YOUR GOAL - Reproduce each line of the entries below verbatim, changing nothing.
· · ·
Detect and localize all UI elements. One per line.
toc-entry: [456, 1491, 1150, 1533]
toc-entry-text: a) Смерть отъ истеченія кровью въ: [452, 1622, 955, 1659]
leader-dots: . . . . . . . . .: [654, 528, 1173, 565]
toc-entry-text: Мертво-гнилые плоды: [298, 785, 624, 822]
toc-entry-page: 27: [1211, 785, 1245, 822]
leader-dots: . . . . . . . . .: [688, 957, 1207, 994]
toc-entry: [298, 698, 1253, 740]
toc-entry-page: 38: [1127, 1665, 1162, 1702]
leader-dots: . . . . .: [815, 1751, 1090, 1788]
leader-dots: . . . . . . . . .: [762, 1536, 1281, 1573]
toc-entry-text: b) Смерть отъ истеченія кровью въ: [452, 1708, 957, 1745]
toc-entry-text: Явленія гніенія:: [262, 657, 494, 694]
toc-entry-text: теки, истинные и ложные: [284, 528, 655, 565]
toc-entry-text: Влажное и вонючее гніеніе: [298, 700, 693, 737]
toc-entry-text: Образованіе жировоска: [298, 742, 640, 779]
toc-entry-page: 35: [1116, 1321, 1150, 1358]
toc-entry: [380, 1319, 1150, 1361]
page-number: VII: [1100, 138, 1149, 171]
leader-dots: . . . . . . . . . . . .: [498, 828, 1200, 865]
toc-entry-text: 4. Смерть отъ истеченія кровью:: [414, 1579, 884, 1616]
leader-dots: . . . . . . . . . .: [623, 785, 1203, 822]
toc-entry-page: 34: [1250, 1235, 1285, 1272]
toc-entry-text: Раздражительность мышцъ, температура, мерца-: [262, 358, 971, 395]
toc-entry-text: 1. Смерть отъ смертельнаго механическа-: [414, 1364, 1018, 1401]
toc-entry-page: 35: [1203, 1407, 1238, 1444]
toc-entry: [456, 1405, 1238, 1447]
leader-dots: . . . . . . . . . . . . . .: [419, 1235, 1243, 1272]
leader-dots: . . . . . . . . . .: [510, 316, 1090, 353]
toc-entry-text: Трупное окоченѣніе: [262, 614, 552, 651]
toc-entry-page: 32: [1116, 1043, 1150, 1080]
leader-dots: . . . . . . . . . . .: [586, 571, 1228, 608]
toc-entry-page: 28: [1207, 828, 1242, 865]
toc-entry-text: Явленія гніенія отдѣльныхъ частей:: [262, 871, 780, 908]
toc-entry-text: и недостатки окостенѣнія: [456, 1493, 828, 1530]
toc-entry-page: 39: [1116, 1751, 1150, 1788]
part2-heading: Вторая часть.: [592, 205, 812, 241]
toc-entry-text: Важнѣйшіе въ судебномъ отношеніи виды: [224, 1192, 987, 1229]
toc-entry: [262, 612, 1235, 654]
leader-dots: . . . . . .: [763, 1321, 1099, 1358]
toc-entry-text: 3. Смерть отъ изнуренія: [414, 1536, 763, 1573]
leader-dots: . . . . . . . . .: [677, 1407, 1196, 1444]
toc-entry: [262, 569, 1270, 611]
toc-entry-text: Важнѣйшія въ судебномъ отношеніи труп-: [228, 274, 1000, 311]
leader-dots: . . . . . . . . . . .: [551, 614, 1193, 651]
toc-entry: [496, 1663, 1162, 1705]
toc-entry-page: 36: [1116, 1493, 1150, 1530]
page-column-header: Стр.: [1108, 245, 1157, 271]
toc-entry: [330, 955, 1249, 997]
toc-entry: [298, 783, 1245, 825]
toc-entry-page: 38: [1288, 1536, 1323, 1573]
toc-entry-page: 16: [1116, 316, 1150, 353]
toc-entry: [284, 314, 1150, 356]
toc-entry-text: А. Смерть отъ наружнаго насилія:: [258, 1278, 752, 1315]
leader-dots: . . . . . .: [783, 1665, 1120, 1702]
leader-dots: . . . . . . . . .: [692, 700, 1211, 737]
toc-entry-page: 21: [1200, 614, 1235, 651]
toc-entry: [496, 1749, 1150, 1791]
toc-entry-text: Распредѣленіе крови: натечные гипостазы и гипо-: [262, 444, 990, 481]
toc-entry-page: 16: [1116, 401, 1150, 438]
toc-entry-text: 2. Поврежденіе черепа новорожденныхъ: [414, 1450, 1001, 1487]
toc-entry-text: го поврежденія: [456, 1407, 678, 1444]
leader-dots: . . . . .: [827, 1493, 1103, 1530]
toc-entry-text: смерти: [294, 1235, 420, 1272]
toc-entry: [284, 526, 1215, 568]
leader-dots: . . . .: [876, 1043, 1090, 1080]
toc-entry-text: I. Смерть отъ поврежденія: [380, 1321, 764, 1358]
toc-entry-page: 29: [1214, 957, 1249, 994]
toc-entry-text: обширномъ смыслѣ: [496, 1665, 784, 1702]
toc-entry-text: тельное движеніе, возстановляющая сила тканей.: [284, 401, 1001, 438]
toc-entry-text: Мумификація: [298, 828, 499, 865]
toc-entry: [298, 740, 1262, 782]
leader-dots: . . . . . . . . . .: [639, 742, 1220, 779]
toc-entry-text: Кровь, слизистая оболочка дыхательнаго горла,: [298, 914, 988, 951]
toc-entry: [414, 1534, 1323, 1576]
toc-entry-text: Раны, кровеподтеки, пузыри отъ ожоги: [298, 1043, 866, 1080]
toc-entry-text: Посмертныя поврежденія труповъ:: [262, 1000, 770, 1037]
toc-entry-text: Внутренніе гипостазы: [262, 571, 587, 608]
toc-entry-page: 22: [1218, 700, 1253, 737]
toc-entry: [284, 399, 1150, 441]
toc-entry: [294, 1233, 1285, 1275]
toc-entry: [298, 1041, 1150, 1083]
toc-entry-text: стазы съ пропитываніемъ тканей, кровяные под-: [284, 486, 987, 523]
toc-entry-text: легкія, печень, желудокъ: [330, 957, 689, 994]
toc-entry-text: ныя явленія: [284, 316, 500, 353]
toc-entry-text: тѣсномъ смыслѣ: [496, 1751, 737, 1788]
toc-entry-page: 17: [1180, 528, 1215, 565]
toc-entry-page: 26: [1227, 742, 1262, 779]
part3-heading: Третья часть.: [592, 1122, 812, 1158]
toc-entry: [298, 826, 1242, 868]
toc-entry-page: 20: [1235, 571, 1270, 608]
· · ·
RESULT FOR THIS TASK -
Detect and localize all UI elements. One per line.
toc-entry: [456, 1491, 1150, 1533]
toc-entry-text: a) Смерть отъ истеченія кровью въ: [452, 1622, 955, 1659]
leader-dots: . . . . . . . . .: [654, 528, 1173, 565]
toc-entry-text: Мертво-гнилые плоды: [298, 785, 624, 822]
toc-entry-page: 27: [1211, 785, 1245, 822]
leader-dots: . . . . . . . . .: [688, 957, 1207, 994]
toc-entry: [298, 698, 1253, 740]
toc-entry-page: 38: [1127, 1665, 1162, 1702]
leader-dots: . . . . .: [815, 1751, 1090, 1788]
leader-dots: . . . . . . . . .: [762, 1536, 1281, 1573]
toc-entry-text: b) Смерть отъ истеченія кровью въ: [452, 1708, 957, 1745]
toc-entry-text: Явленія гніенія:: [262, 657, 494, 694]
toc-entry-text: теки, истинные и ложные: [284, 528, 655, 565]
toc-entry-text: Влажное и вонючее гніеніе: [298, 700, 693, 737]
toc-entry-text: Образованіе жировоска: [298, 742, 640, 779]
toc-entry-page: 35: [1116, 1321, 1150, 1358]
toc-entry: [380, 1319, 1150, 1361]
page-number: VII: [1100, 138, 1149, 171]
leader-dots: . . . . . . . . . . . .: [498, 828, 1200, 865]
toc-entry-text: 4. Смерть отъ истеченія кровью:: [414, 1579, 884, 1616]
leader-dots: . . . . . . . . . .: [623, 785, 1203, 822]
toc-entry-page: 34: [1250, 1235, 1285, 1272]
toc-entry-text: Раздражительность мышцъ, температура, мерца-: [262, 358, 971, 395]
toc-entry-text: 1. Смерть отъ смертельнаго механическа-: [414, 1364, 1018, 1401]
toc-entry-page: 35: [1203, 1407, 1238, 1444]
toc-entry: [456, 1405, 1238, 1447]
leader-dots: . . . . . . . . . . . . . .: [419, 1235, 1243, 1272]
leader-dots: . . . . . . . . . .: [510, 316, 1090, 353]
toc-entry-text: Трупное окоченѣніе: [262, 614, 552, 651]
toc-entry-page: 32: [1116, 1043, 1150, 1080]
leader-dots: . . . . . . . . . . .: [586, 571, 1228, 608]
toc-entry-page: 28: [1207, 828, 1242, 865]
toc-entry-text: Явленія гніенія отдѣльныхъ частей:: [262, 871, 780, 908]
toc-entry-text: и недостатки окостенѣнія: [456, 1493, 828, 1530]
toc-entry-page: 39: [1116, 1751, 1150, 1788]
part2-heading: Вторая часть.: [592, 205, 812, 241]
toc-entry-text: Важнѣйшіе въ судебномъ отношеніи виды: [224, 1192, 987, 1229]
toc-entry: [262, 612, 1235, 654]
leader-dots: . . . . . .: [763, 1321, 1099, 1358]
toc-entry-text: 3. Смерть отъ изнуренія: [414, 1536, 763, 1573]
leader-dots: . . . . . . . . .: [677, 1407, 1196, 1444]
toc-entry: [262, 569, 1270, 611]
toc-entry-text: Важнѣйшія въ судебномъ отношеніи труп-: [228, 274, 1000, 311]
leader-dots: . . . . . . . . . . .: [551, 614, 1193, 651]
toc-entry: [496, 1663, 1162, 1705]
toc-entry-page: 36: [1116, 1493, 1150, 1530]
page-column-header: Стр.: [1108, 245, 1157, 271]
toc-entry: [330, 955, 1249, 997]
toc-entry: [298, 783, 1245, 825]
toc-entry-page: 38: [1288, 1536, 1323, 1573]
toc-entry-page: 16: [1116, 316, 1150, 353]
toc-entry: [284, 314, 1150, 356]
toc-entry-text: А. Смерть отъ наружнаго насилія:: [258, 1278, 752, 1315]
leader-dots: . . . . . .: [783, 1665, 1120, 1702]
leader-dots: . . . . . . . . .: [692, 700, 1211, 737]
toc-entry-page: 21: [1200, 614, 1235, 651]
toc-entry: [496, 1749, 1150, 1791]
toc-entry-text: Распредѣленіе крови: натечные гипостазы и гипо-: [262, 444, 990, 481]
toc-entry-page: 16: [1116, 401, 1150, 438]
toc-entry-text: 2. Поврежденіе черепа новорожденныхъ: [414, 1450, 1001, 1487]
toc-entry-text: го поврежденія: [456, 1407, 678, 1444]
leader-dots: . . . . .: [827, 1493, 1103, 1530]
toc-entry-text: смерти: [294, 1235, 420, 1272]
toc-entry: [284, 526, 1215, 568]
leader-dots: . . . .: [876, 1043, 1090, 1080]
toc-entry-text: I. Смерть отъ поврежденія: [380, 1321, 764, 1358]
toc-entry-page: 29: [1214, 957, 1249, 994]
toc-entry-text: обширномъ смыслѣ: [496, 1665, 784, 1702]
toc-entry-text: тельное движеніе, возстановляющая сила тканей.: [284, 401, 1001, 438]
toc-entry-text: Мумификація: [298, 828, 499, 865]
toc-entry: [298, 740, 1262, 782]
leader-dots: . . . . . . . . . .: [639, 742, 1220, 779]
toc-entry-text: Кровь, слизистая оболочка дыхательнаго горла,: [298, 914, 988, 951]
toc-entry: [414, 1534, 1323, 1576]
toc-entry-text: Раны, кровеподтеки, пузыри отъ ожоги: [298, 1043, 866, 1080]
toc-entry-text: Посмертныя поврежденія труповъ:: [262, 1000, 770, 1037]
toc-entry-text: Внутренніе гипостазы: [262, 571, 587, 608]
toc-entry-page: 22: [1218, 700, 1253, 737]
toc-entry: [284, 399, 1150, 441]
toc-entry: [294, 1233, 1285, 1275]
toc-entry: [298, 1041, 1150, 1083]
toc-entry-text: стазы съ пропитываніемъ тканей, кровяные под-: [284, 486, 987, 523]
toc-entry-text: легкія, печень, желудокъ: [330, 957, 689, 994]
toc-entry-text: ныя явленія: [284, 316, 500, 353]
toc-entry-text: тѣсномъ смыслѣ: [496, 1751, 737, 1788]
toc-entry-page: 17: [1180, 528, 1215, 565]
toc-entry-page: 26: [1227, 742, 1262, 779]
part3-heading: Третья часть.: [592, 1122, 812, 1158]
toc-entry: [298, 826, 1242, 868]
toc-entry-page: 20: [1235, 571, 1270, 608]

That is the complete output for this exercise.